Written instruction 1: Copy the rows word for word, starting with the first row and ending after the row that contains "visual-builder-toggle-button[interactable] [876, 812, 924, 860]".

Document text:
□ □ □ □ □

As such, the list of demands sent to Paramount leadership on Oct. 1 includes “a commitment to producing, acquiring, and distributing content that represents not just the perspective and experience of the Palestinian people, but to also amplify Jewish voices that speak out against how the Israeli government misrepresent their culture and religious beliefs.” The group additionally demands that Paramount “guarantee that there will be no retaliation or punishment made against Paramount employees who speak out against genocide and apartheid.”

Along with Ellison, the letter and the demands were sent to Paramount Skydance president Jeff Shell, chief strategy and operating officer Andy Gordon, chief communications officer Melissa Zukerman, head of HR Jim Sterner, direct-to-consumer chair Cindy Holland, co-chair of Paramount Pictures and chair of Paramount Television Dana Goldberg, co-chair of Paramount Pictures and vice chair of platforms Josh Greenstein and TV chair George Cheeks.

Read the full letter below, followed by the list of demands.

To Paramount Leadership:

As Paramount employees from every business unit within the enterprise and across all levels of seniority, we firmly reject the leadership team’s condemnation of the Film Workers for Palestine Pledge.

From the hypocrisy of the purported creative mission to the intentional misrepresentation of the FWP Pledge, the statement made by Paramount leadership does not represent the employees of this company. In condemning the Pledge, you are aligning yourselves with systems of apartheid, occupation, and what Amnesty International, Human Rights Watch, Holocaust scholars, independent experts commissioned by the United Nations’ Human Rights Council, and countless other organizations, including Israeli institutions like B’Tselem, have recognized as a genocide in Gaza and of the Palestinian people.

As Paramount employees, we refuse to have our labor used to endorse complicity in the brutalization and erasure of an entire population. We do not and will not support the leadership team’s attempts to align a publicly traded American company with the intentions, actions, and propaganda arm of a foreign government.

As the parent company of a massive news organization in CBS, it is incredibly telling that Paramount chooses to say nothing as hundreds of journalists are targeted and murdered with impunity in Gaza while simultaneously publicly chastising film workers for choosing whom they would like to work with based on shared values.

We stand with our colleagues of conscience across the industry who are demanding justice, and we affirm the call for a boycott of institutions that are complicit in war crimes, apartheid, and genocide as a legitimate, ethical, and necessary act of solidarity.

The very thesis of your statement condemning the Pledge is rooted in blatant hypocrisy:

“At Paramount, we believe in the power of storytelling to connect and inspire people, promote mutual understanding, and preserve the moments, ideas, and events that shape the world we share. This is our creative mission.”

How can a company with this supposed creative mission actively ignore, suppress, and silence internal calls for years to champion stories that shed a light on the reality that marginalized and excluded communities, particularly Palestinians, face every day? Stories for which there is clear, global, and growing audience demand? As employees of this company, we are increasingly galvanized to push back against the demonstrable hypocrisy of this statement.

□ □ □ □ □

Extracted entries:

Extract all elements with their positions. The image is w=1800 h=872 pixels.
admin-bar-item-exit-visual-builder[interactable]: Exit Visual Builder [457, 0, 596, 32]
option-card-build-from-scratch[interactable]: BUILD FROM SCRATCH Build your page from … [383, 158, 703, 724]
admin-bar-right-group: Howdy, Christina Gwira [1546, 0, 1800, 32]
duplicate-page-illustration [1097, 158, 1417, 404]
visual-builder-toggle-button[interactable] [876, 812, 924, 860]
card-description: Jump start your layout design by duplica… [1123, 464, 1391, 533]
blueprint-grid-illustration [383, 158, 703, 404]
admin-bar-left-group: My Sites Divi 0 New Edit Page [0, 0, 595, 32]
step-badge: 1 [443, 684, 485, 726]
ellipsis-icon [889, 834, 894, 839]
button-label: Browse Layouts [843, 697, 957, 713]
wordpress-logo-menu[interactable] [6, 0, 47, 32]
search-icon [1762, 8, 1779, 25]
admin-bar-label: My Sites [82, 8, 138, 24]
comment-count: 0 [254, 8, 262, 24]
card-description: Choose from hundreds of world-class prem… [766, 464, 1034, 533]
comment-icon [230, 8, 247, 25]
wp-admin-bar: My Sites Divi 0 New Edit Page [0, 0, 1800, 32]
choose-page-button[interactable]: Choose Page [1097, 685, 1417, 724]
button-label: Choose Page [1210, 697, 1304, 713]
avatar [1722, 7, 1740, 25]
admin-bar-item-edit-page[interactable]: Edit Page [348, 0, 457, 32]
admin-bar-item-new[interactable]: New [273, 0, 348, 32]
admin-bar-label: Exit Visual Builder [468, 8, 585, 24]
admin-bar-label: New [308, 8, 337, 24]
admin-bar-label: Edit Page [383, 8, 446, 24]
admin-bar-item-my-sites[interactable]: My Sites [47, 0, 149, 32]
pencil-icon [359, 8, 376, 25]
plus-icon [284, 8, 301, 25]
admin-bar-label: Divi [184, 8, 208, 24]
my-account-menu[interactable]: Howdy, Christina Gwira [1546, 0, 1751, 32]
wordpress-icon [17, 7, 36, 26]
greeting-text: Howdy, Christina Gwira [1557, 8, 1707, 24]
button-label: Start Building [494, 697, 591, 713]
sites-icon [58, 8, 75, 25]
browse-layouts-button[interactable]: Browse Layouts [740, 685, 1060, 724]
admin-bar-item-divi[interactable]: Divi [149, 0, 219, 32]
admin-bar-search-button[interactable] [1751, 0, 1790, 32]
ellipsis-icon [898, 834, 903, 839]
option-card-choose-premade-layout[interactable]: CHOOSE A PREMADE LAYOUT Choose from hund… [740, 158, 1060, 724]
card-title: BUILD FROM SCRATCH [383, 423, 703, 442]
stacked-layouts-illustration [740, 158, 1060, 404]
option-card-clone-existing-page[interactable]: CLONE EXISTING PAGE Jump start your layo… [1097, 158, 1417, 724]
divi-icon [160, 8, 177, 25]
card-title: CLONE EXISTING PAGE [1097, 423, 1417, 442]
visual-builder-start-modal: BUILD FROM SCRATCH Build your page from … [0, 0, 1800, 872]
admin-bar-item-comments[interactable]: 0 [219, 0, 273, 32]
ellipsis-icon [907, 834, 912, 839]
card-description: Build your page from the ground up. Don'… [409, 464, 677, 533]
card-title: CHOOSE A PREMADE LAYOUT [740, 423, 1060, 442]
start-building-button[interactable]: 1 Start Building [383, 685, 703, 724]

□ □ □ □ □

Written instruction 2:
Decide whether each statement agrees with the Paramount article. Answer yes or no, and quote the words from the article that settle it.
(a) The list of demands went to Paramount leadership on Oct. 1.
(b) George Cheeks is named as the head of HR.
(c) The letter says the employees come from a single business unit.

Finished answer 1:
Extract all elements with their positions. The image is w=1800 h=872 pixels.
admin-bar-item-exit-visual-builder[interactable]: Exit Visual Builder [457, 0, 596, 32]
option-card-build-from-scratch[interactable]: BUILD FROM SCRATCH Build your page from … [383, 158, 703, 724]
admin-bar-right-group: Howdy, Christina Gwira [1546, 0, 1800, 32]
duplicate-page-illustration [1097, 158, 1417, 404]
visual-builder-toggle-button[interactable] [876, 812, 924, 860]

Finished answer 2:
(a) Yes: "the list of demands sent to Paramount leadership on Oct. 1"
(b) No: "head of HR Jim Sterner" and "TV chair George Cheeks"
(c) No: "As Paramount employees from every business unit within the enterprise and across all levels of seniority"